--- Start RECORD EXTRACTS ---
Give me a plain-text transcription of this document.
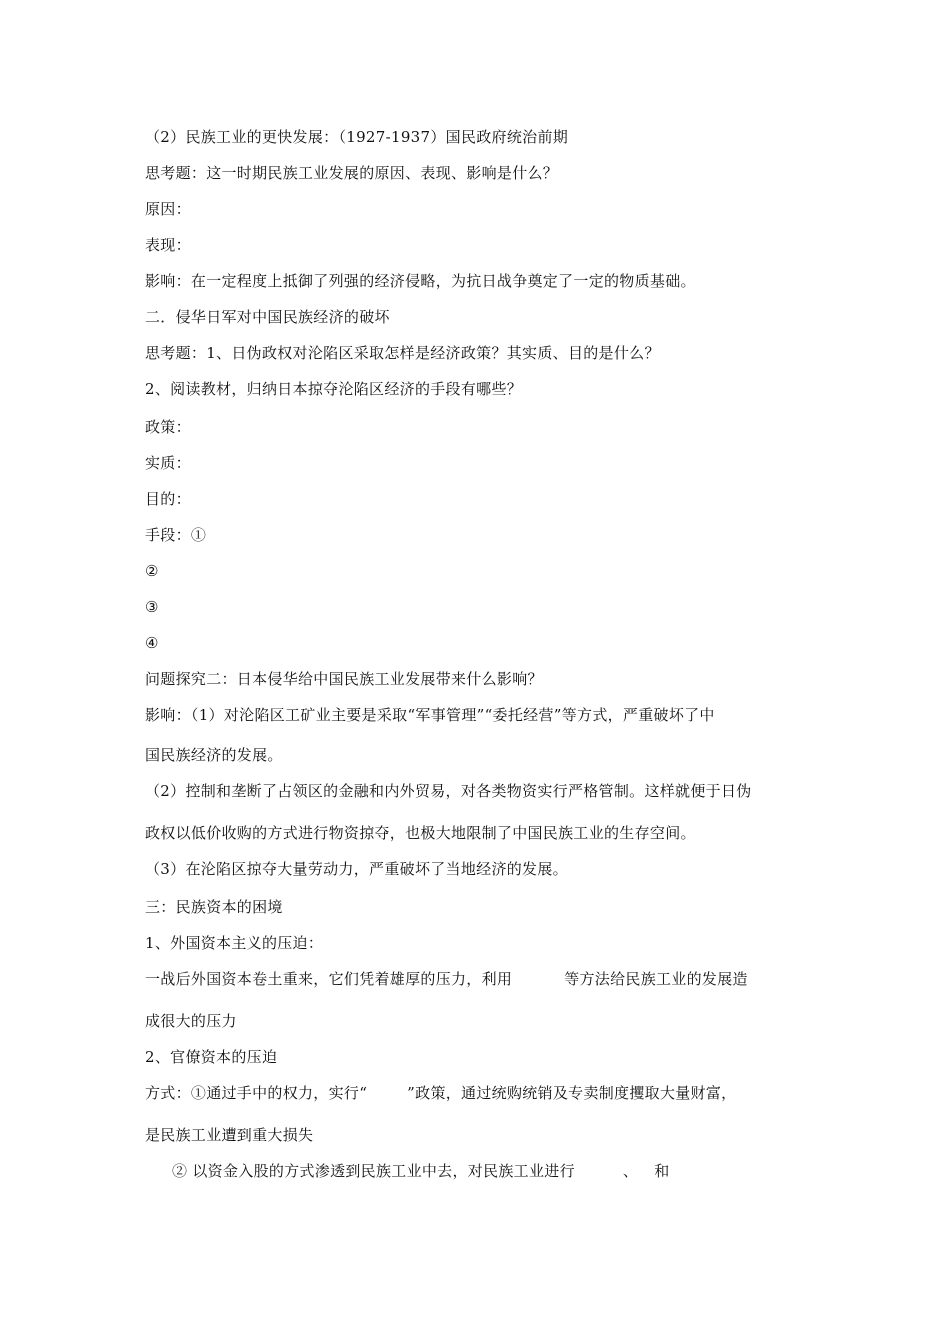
（2）民族工业的更快发展：（1927-1937）国民政府统治前期
思考题：这一时期民族工业发展的原因、表现、影响是什么？
原因：
表现：
影响：在一定程度上抵御了列强的经济侵略，为抗日战争奠定了一定的物质基础。
二．侵华日军对中国民族经济的破坏
思考题：1、日伪政权对沦陷区采取怎样是经济政策？其实质、目的是什么？
2、阅读教材，归纳日本掠夺沦陷区经济的手段有哪些？
政策：
实质：
目的：
手段：①
②
③
④
问题探究二：日本侵华给中国民族工业发展带来什么影响？
影响：（1）对沦陷区工矿业主要是采取“军事管理”“委托经营”等方式，严重破坏了中
国民族经济的发展。
（2）控制和垄断了占领区的金融和内外贸易，对各类物资实行严格管制。这样就便于日伪
政权以低价收购的方式进行物资掠夺，也极大地限制了中国民族工业的生存空间。
（3）在沦陷区掠夺大量劳动力，严重破坏了当地经济的发展。
三：民族资本的困境
1、外国资本主义的压迫：
一战后外国资本卷土重来，它们凭着雄厚的压力，利用	等方法给民族工业的发展造
成很大的压力
2、官僚资本的压迫
方式：①通过手中的权力，实行“	”政策，通过统购统销及专卖制度攫取大量财富，
是民族工业遭到重大损失
② 以资金入股的方式渗透到民族工业中去，对民族工业进行	、 和
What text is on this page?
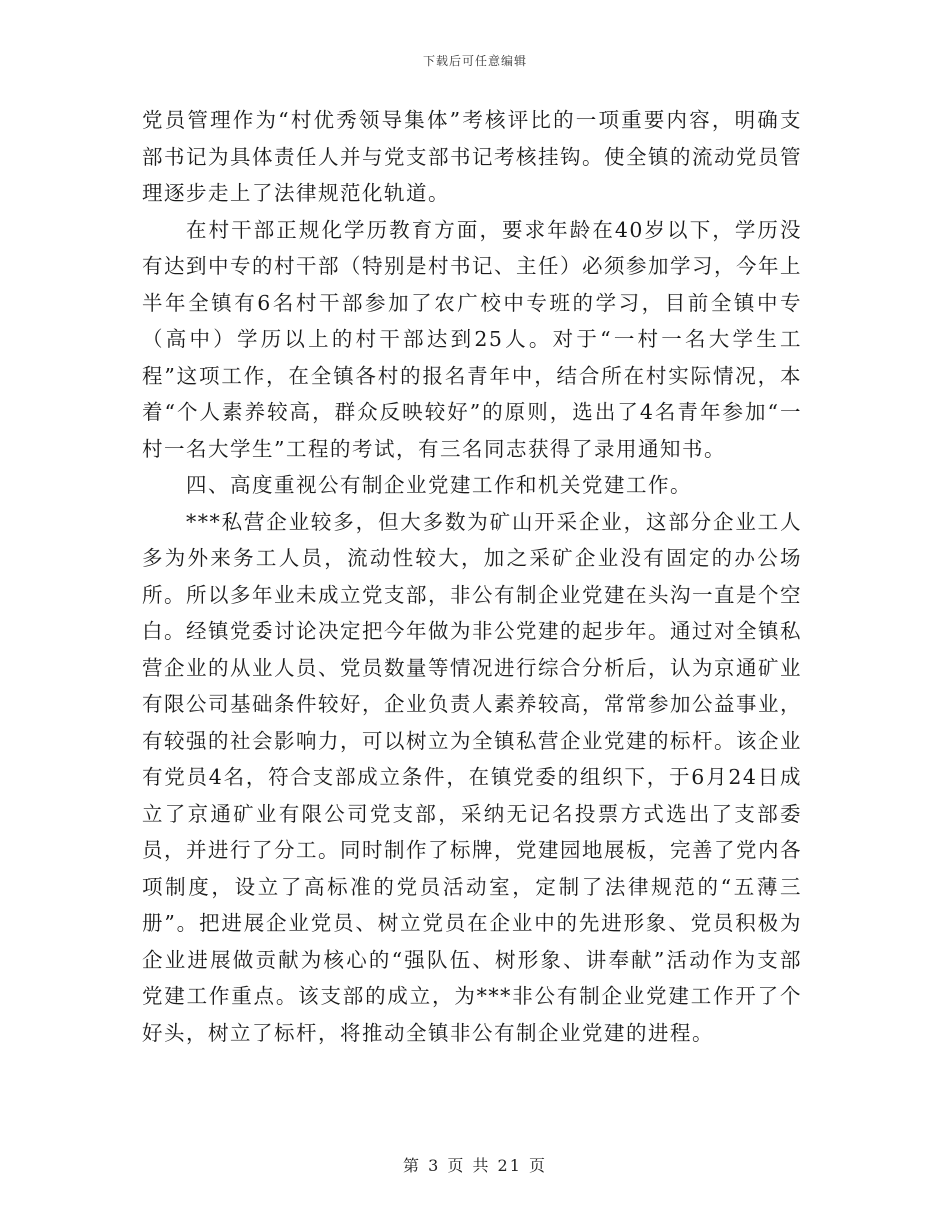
下载后可任意编辑

党员管理作为“村优秀领导集体”考核评比的一项重要内容，明确支部书记为具体责任人并与党支部书记考核挂钩。使全镇的流动党员管理逐步走上了法律规范化轨道。

在村干部正规化学历教育方面，要求年龄在40岁以下，学历没有达到中专的村干部（特别是村书记、主任）必须参加学习，今年上半年全镇有6名村干部参加了农广校中专班的学习，目前全镇中专（高中）学历以上的村干部达到25人。对于“一村一名大学生工程”这项工作，在全镇各村的报名青年中，结合所在村实际情况，本着“个人素养较高，群众反映较好”的原则，选出了4名青年参加“一村一名大学生”工程的考试，有三名同志获得了录用通知书。

四、高度重视公有制企业党建工作和机关党建工作。

***私营企业较多，但大多数为矿山开采企业，这部分企业工人多为外来务工人员，流动性较大，加之采矿企业没有固定的办公场所。所以多年业未成立党支部，非公有制企业党建在头沟一直是个空白。经镇党委讨论决定把今年做为非公党建的起步年。通过对全镇私营企业的从业人员、党员数量等情况进行综合分析后，认为京通矿业有限公司基础条件较好，企业负责人素养较高，常常参加公益事业，有较强的社会影响力，可以树立为全镇私营企业党建的标杆。该企业有党员4名，符合支部成立条件，在镇党委的组织下，于6月24日成立了京通矿业有限公司党支部，采纳无记名投票方式选出了支部委员，并进行了分工。同时制作了标牌，党建园地展板，完善了党内各项制度，设立了高标准的党员活动室，定制了法律规范的“五薄三册”。把进展企业党员、树立党员在企业中的先进形象、党员积极为企业进展做贡献为核心的“强队伍、树形象、讲奉献”活动作为支部党建工作重点。该支部的成立，为***非公有制企业党建工作开了个好头，树立了标杆，将推动全镇非公有制企业党建的进程。

第 3 页 共 21 页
--- End RECORD EXTRACTS ---
[TASK PROMPT]: Return every line in the listing that contains the word "this".

[WRITTEN SOLUTION]:
Give me a plain-text transcription of this document.
What text is on this page?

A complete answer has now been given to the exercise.